Instructions for the task: Do any lines in the data below contain "pupils"? If so, copy every one of them.

......

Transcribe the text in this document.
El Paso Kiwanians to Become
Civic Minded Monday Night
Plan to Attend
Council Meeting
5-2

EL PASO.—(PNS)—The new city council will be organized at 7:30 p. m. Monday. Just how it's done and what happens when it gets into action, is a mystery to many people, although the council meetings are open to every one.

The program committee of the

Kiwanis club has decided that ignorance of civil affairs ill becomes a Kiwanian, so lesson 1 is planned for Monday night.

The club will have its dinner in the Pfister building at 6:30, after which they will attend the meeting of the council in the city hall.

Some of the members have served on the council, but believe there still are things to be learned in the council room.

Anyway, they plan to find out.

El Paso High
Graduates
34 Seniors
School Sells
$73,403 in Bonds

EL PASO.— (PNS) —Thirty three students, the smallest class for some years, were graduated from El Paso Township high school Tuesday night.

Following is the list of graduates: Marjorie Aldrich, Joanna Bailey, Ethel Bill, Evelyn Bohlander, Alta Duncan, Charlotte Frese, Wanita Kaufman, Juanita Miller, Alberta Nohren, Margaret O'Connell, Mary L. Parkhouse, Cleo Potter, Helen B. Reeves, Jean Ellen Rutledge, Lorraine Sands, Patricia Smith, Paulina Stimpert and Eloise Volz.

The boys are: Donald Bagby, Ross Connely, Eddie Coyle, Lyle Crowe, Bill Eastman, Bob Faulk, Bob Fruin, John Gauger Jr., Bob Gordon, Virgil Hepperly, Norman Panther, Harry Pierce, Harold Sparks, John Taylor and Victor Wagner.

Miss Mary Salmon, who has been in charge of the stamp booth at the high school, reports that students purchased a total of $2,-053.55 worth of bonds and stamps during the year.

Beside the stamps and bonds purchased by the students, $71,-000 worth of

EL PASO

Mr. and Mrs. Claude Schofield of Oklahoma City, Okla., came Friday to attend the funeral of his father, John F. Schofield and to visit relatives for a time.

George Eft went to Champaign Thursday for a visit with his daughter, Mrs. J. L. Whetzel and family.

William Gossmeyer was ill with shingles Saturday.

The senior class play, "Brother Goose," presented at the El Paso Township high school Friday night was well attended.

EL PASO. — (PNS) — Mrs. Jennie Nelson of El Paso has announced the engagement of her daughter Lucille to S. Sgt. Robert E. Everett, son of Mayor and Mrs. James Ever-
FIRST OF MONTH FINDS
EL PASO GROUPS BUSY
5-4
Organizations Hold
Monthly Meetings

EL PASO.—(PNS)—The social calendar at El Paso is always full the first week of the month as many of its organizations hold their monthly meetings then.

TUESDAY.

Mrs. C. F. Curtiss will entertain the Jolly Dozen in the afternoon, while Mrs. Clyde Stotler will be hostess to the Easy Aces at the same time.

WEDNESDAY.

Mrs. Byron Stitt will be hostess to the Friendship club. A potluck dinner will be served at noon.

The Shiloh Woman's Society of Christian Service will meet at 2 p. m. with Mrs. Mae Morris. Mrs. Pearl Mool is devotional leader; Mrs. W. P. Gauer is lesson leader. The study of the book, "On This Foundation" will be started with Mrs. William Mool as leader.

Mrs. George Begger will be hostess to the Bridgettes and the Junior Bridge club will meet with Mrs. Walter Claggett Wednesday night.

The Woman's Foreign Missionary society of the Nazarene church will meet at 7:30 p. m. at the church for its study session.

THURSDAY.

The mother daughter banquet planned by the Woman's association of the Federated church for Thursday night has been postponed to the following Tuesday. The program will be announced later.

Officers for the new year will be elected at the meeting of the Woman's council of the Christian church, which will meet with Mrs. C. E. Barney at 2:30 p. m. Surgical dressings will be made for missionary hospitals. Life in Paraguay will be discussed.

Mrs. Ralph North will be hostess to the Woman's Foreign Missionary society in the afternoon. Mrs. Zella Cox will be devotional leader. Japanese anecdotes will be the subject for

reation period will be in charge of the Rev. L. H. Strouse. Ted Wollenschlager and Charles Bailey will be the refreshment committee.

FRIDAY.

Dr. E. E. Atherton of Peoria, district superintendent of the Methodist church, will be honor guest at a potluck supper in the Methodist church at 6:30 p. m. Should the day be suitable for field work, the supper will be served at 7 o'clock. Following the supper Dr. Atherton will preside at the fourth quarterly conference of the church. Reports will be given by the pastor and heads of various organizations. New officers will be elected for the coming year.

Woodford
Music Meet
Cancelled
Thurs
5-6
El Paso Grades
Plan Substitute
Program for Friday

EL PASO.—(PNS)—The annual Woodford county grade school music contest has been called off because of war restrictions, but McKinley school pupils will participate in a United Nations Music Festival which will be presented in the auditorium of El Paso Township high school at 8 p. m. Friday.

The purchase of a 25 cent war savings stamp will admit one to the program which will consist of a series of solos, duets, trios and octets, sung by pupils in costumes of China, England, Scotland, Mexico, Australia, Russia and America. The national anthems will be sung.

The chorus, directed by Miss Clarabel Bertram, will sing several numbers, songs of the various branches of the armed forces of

......

In response:
EL PASO.—(PNS)—The annual Woodford county grade school music contest has been called off because of war restrictions, but McKinley school pupils will participate in a United Nations Music Festival which will be presented in the auditorium of El Paso Township high school at 8 p. m. Friday.
The purchase of a 25 cent war savings stamp will admit one to the program which will consist of a series of solos, duets, trios and octets, sung by pupils in costumes of China, England, Scotland, Mexico, Australia, Russia and America. The national anthems will be sung.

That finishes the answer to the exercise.